GOAL: Repeat the listing in full. Nothing may be added or left out.

[Data records]

***

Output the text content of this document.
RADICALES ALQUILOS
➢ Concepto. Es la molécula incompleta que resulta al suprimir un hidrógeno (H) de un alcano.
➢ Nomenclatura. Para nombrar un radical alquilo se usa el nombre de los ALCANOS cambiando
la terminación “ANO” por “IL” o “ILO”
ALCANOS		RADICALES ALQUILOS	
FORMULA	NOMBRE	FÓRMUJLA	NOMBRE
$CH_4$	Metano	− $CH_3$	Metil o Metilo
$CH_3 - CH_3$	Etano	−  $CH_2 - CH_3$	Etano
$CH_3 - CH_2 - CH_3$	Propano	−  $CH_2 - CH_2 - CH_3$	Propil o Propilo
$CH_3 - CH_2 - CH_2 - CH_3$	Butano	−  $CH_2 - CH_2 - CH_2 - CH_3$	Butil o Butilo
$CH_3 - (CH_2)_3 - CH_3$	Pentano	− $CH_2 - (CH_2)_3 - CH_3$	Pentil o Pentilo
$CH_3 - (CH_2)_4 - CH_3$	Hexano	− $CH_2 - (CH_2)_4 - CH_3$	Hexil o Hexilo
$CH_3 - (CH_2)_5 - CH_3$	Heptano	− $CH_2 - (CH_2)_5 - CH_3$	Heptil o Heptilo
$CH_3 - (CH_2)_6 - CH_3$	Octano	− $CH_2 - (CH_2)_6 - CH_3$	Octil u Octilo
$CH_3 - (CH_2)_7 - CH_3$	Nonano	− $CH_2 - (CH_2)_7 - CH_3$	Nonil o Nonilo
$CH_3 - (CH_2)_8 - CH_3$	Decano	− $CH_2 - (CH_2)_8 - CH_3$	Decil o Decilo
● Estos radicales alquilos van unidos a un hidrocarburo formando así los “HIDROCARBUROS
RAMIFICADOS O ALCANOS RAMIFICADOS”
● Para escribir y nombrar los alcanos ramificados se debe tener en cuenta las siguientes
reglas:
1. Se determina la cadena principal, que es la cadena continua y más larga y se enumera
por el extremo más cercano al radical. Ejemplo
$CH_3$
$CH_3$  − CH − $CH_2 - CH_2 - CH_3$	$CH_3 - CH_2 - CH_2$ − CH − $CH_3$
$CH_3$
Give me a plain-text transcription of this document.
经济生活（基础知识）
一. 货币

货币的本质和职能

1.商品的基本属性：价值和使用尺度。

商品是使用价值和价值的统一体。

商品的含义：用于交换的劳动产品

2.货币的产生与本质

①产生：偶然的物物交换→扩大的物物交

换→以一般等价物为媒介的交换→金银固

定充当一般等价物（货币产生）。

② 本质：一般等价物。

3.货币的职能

***

SOLUTION:
Output the text content of this document.
RADICALES ALQUILOS
➢ Concepto. Es la molécula incompleta que resulta al suprimir un hidrógeno (H) de un alcano.
➢ Nomenclatura. Para nombrar un radical alquilo se usa el nombre de los ALCANOS cambiando
la terminación “ANO” por “IL” o “ILO”
ALCANOS		RADICALES ALQUILOS	
FORMULA	NOMBRE	FÓRMUJLA	NOMBRE
$CH_4$	Metano	− $CH_3$	Metil o Metilo
$CH_3 - CH_3$	Etano	−  $CH_2 - CH_3$	Etano
$CH_3 - CH_2 - CH_3$	Propano	−  $CH_2 - CH_2 - CH_3$	Propil o Propilo
$CH_3 - CH_2 - CH_2 - CH_3$	Butano	−  $CH_2 - CH_2 - CH_2 - CH_3$	Butil o Butilo
$CH_3 - (CH_2)_3 - CH_3$	Pentano	− $CH_2 - (CH_2)_3 - CH_3$	Pentil o Pentilo
$CH_3 - (CH_2)_4 - CH_3$	Hexano	− $CH_2 - (CH_2)_4 - CH_3$	Hexil o Hexilo
$CH_3 - (CH_2)_5 - CH_3$	Heptano	− $CH_2 - (CH_2)_5 - CH_3$	Heptil o Heptilo
$CH_3 - (CH_2)_6 - CH_3$	Octano	− $CH_2 - (CH_2)_6 - CH_3$	Octil u Octilo
$CH_3 - (CH_2)_7 - CH_3$	Nonano	− $CH_2 - (CH_2)_7 - CH_3$	Nonil o Nonilo
$CH_3 - (CH_2)_8 - CH_3$	Decano	− $CH_2 - (CH_2)_8 - CH_3$	Decil o Decilo
● Estos radicales alquilos van unidos a un hidrocarburo formando así los “HIDROCARBUROS
RAMIFICADOS O ALCANOS RAMIFICADOS”
● Para escribir y nombrar los alcanos ramificados se debe tener en cuenta las siguientes
reglas:
1. Se determina la cadena principal, que es la cadena continua y más larga y se enumera
por el extremo más cercano al radical. Ejemplo
$CH_3$
$CH_3$  − CH − $CH_2 - CH_2 - CH_3$	$CH_3 - CH_2 - CH_2$ − CH − $CH_3$
$CH_3$
Give me a plain-text transcription of this document.
经济生活（基础知识）
一. 货币

货币的本质和职能

1.商品的基本属性：价值和使用尺度。

商品是使用价值和价值的统一体。

商品的含义：用于交换的劳动产品

2.货币的产生与本质

①产生：偶然的物物交换→扩大的物物交

换→以一般等价物为媒介的交换→金银固

定充当一般等价物（货币产生）。

② 本质：一般等价物。

3.货币的职能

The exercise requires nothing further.